- [Stored data]
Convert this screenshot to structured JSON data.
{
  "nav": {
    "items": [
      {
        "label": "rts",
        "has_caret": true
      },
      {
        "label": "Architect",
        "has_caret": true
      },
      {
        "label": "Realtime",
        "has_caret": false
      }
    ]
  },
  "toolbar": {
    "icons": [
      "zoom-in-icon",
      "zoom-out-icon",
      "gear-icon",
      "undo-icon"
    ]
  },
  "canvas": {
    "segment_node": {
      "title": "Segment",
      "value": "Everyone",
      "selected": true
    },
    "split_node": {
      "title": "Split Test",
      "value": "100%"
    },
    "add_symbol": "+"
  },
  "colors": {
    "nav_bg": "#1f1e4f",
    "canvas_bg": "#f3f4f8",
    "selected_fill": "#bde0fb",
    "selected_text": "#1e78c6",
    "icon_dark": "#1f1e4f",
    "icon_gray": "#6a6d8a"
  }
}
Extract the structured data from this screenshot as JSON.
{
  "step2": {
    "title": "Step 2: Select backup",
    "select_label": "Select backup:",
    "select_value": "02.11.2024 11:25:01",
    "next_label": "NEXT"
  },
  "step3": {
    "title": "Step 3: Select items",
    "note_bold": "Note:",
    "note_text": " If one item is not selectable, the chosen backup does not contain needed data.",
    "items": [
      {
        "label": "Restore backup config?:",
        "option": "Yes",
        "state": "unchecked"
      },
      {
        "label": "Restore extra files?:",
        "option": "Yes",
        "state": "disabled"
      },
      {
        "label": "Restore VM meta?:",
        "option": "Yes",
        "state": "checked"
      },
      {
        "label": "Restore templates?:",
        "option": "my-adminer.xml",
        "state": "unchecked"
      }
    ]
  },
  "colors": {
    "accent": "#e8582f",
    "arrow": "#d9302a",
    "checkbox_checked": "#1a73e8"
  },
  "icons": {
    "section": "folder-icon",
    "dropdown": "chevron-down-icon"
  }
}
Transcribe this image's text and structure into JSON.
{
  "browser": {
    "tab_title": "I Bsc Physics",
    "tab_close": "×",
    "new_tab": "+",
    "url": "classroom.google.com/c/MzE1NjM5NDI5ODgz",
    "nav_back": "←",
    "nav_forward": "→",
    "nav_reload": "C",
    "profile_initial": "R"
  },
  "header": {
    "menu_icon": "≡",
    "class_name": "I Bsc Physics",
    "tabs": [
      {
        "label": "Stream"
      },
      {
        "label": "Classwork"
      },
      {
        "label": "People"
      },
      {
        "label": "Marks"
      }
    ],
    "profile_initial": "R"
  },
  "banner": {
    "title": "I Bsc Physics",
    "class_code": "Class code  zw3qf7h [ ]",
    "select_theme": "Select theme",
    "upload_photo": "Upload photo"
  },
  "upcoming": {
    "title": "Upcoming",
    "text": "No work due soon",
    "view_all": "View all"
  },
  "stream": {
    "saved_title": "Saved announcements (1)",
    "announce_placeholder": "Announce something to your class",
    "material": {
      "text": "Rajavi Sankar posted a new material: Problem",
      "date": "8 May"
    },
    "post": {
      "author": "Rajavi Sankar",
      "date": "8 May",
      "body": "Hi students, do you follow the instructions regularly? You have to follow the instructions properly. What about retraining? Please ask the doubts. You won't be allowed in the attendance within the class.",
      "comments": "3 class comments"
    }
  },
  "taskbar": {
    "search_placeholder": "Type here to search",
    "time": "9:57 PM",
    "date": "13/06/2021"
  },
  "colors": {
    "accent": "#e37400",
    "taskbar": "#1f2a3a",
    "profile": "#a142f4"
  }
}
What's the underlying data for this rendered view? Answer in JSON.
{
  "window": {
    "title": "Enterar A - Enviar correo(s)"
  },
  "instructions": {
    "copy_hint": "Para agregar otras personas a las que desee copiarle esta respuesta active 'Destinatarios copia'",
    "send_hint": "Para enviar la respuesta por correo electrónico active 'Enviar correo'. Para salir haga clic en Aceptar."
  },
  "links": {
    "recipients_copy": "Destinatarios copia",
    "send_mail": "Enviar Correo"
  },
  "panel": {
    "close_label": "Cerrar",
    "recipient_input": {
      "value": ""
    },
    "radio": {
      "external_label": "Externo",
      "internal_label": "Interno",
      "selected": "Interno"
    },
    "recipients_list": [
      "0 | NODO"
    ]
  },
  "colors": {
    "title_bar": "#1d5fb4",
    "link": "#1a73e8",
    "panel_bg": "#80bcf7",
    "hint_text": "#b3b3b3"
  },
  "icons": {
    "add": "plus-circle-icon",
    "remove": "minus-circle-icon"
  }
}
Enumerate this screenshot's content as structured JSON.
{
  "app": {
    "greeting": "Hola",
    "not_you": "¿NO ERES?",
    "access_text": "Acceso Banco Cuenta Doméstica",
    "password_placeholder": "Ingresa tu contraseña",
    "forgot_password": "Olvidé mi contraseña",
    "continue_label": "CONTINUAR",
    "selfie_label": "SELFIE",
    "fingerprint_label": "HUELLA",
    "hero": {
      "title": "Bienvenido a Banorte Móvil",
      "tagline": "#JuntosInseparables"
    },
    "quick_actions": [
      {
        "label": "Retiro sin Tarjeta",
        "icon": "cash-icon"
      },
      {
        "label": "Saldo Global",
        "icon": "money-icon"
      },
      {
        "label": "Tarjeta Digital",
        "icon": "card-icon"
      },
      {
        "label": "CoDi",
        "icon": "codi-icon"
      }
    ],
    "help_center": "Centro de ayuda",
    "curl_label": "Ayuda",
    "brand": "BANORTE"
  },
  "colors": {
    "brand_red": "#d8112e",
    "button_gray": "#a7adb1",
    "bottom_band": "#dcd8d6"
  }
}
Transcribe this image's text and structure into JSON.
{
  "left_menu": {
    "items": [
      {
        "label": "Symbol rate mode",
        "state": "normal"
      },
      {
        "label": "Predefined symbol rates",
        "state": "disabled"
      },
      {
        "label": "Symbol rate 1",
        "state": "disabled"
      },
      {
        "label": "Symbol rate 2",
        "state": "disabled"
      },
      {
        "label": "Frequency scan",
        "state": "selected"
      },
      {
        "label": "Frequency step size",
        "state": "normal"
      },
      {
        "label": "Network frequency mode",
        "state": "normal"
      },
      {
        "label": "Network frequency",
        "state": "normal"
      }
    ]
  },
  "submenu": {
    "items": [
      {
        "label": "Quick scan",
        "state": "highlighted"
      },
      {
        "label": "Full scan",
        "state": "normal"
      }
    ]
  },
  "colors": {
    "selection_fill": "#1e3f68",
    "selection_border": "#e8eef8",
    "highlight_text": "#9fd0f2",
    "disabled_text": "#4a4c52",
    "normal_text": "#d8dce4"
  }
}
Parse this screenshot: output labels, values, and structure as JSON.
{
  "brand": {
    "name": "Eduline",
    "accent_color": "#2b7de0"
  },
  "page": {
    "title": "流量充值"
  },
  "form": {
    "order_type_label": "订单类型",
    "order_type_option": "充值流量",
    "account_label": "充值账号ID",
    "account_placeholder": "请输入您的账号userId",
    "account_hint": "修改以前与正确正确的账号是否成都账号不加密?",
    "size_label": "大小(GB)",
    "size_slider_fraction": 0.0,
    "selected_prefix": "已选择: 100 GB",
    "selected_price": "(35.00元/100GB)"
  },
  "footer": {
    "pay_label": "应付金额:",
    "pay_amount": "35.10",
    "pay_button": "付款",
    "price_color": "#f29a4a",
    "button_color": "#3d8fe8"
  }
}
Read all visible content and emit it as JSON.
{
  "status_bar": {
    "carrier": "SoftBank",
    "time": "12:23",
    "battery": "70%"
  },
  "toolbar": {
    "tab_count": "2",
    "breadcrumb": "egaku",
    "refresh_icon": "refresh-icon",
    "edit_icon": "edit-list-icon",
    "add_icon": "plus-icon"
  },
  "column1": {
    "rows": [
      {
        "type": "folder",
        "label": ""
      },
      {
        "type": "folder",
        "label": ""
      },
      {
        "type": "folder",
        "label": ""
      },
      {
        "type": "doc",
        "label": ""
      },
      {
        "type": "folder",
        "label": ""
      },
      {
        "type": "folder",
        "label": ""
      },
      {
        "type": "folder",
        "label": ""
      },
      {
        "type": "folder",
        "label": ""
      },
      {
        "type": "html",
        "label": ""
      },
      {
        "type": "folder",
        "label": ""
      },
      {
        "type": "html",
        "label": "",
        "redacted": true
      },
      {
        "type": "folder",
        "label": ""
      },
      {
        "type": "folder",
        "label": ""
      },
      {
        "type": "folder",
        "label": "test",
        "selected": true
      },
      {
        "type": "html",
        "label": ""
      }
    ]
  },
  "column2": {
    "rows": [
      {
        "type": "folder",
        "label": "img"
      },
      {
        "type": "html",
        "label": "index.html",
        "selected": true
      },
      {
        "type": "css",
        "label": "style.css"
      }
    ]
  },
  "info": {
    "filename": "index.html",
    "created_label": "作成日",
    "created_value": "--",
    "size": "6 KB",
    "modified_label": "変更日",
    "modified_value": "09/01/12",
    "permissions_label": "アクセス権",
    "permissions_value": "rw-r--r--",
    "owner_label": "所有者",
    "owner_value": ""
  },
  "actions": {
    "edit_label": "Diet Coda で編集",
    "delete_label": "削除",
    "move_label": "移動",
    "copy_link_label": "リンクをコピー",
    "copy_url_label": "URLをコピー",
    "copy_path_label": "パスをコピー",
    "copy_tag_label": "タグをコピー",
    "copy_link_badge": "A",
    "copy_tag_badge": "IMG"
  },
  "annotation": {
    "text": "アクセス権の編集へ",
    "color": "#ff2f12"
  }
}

- [WHAT NEEDS TO BE DONE] Find all the lines containing "Interno" in the material, then copy them.

- [RESULT BELOW]
      "internal_label": "Interno",
      "selected": "Interno"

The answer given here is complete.